## START DATASET EXCERPTS

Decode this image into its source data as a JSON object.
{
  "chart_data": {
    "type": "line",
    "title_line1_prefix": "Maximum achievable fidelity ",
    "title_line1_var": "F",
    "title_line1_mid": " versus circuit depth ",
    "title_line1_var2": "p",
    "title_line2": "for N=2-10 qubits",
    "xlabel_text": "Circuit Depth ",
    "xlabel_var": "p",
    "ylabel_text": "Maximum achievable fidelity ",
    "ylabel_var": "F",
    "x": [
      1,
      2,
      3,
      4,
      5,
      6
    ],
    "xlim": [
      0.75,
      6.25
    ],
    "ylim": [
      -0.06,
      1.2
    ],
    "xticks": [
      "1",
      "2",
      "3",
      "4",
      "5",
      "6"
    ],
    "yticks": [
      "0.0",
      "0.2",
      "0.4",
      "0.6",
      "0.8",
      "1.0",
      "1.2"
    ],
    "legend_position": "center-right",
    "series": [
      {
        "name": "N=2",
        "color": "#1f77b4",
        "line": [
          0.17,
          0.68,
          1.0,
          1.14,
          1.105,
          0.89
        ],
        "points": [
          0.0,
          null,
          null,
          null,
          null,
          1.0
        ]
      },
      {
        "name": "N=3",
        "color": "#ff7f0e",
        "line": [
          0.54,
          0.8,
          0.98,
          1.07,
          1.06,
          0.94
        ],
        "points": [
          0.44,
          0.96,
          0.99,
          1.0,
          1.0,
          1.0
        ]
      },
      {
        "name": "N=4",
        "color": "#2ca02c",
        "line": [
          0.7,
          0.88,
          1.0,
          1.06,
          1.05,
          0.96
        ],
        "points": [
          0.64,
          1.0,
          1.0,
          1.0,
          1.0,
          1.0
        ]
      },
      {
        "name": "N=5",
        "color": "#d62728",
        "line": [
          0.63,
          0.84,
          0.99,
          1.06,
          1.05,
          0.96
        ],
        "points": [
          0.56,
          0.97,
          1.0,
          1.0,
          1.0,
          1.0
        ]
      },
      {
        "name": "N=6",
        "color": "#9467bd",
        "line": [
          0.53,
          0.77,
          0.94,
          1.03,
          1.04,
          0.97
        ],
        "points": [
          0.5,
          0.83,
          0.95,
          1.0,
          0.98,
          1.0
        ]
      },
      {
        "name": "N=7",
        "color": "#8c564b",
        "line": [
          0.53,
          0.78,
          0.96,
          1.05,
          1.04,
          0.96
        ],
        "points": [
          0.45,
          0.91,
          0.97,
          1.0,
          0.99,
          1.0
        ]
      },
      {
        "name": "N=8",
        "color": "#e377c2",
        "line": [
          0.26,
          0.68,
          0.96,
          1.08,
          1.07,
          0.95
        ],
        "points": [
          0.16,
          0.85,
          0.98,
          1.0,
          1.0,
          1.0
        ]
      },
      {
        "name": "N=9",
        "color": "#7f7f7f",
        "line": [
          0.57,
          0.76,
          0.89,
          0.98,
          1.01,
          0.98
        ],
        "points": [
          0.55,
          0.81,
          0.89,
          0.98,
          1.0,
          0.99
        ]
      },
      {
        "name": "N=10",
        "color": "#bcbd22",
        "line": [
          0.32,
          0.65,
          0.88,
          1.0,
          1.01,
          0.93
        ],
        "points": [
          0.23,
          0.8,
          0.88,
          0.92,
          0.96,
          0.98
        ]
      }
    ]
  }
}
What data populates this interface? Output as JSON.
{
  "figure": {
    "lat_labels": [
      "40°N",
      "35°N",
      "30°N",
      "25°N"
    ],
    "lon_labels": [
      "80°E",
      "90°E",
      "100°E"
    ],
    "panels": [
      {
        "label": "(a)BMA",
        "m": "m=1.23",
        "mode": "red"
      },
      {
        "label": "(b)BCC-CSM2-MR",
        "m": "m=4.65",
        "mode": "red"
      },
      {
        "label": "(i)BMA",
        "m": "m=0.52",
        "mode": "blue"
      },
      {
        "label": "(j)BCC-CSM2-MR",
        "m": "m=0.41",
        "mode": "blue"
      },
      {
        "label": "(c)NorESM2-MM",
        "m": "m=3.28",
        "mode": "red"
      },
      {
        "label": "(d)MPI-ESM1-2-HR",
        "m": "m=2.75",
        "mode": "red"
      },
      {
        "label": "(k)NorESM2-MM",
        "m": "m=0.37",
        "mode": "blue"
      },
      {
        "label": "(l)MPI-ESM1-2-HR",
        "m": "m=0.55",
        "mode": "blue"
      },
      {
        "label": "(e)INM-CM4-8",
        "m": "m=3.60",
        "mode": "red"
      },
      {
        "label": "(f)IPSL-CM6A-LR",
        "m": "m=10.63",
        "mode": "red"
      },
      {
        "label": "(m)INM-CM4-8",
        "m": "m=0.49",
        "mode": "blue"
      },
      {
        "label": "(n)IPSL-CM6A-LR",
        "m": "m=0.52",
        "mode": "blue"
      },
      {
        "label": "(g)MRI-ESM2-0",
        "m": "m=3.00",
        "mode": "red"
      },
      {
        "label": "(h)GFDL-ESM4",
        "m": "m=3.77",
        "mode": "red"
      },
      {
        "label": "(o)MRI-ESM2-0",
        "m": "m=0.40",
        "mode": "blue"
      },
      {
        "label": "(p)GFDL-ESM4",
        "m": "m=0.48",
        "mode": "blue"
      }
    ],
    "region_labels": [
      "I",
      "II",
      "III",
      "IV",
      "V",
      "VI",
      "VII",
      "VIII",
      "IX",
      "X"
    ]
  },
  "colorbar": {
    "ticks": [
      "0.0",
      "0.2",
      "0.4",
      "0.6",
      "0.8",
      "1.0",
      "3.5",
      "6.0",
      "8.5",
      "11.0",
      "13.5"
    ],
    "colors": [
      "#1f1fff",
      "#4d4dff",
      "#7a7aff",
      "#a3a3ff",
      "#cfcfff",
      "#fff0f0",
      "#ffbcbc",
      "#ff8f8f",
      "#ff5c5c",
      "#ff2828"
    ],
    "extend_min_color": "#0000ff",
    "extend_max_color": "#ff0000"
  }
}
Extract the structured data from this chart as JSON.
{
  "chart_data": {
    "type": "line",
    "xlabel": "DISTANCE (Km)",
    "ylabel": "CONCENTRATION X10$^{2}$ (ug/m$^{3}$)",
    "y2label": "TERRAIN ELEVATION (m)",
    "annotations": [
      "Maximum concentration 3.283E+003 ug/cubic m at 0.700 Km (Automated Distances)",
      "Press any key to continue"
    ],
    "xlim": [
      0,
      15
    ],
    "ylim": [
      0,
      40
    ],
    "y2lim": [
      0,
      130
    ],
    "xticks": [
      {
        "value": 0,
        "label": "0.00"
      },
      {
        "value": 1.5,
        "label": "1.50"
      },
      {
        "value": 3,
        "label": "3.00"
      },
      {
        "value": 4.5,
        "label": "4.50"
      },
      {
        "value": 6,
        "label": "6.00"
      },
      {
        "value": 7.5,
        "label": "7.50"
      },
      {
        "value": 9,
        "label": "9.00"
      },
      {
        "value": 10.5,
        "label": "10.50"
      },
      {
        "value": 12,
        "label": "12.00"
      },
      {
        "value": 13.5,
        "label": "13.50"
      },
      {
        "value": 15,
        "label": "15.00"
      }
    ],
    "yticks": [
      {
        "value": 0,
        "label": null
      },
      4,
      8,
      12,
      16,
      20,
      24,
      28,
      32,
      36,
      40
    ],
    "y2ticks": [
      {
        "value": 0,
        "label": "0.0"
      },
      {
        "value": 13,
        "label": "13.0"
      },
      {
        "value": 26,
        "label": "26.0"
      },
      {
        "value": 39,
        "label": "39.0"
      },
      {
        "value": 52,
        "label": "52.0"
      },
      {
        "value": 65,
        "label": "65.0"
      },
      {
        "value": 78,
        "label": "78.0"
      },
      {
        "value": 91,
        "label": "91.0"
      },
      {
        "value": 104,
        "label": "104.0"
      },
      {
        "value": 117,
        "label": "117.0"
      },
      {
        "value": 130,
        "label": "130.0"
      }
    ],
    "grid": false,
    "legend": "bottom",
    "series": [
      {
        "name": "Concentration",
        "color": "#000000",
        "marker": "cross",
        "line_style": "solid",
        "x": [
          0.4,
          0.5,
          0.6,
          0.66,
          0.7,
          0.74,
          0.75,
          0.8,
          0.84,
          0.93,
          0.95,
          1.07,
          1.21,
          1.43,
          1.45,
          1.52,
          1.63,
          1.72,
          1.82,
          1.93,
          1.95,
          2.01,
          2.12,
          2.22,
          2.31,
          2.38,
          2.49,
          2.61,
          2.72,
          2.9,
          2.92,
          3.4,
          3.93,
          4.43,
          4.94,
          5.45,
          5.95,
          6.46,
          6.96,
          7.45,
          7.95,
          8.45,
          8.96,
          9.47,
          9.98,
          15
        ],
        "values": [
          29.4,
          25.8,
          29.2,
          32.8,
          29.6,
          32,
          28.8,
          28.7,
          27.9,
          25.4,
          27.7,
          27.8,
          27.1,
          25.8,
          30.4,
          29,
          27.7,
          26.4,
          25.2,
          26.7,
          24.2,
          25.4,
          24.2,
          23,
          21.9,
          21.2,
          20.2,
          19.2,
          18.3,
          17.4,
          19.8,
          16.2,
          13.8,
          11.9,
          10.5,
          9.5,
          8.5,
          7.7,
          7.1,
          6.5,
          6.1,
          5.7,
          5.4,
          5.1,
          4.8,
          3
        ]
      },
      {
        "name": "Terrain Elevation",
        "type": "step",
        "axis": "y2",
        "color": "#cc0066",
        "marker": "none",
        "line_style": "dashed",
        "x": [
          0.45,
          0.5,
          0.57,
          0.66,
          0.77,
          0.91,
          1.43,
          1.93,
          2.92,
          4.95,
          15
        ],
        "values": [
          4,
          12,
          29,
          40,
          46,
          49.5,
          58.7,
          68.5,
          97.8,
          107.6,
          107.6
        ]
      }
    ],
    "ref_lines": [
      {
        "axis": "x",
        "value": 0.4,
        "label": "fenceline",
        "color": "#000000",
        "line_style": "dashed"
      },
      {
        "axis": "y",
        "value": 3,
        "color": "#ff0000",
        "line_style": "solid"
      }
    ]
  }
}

## END DATASET EXCERPTS

• **WHAT IS EXPECTED**
Count all lines of the data that include "name". The answer is the number alone.

• **TASK SOLUTION**
11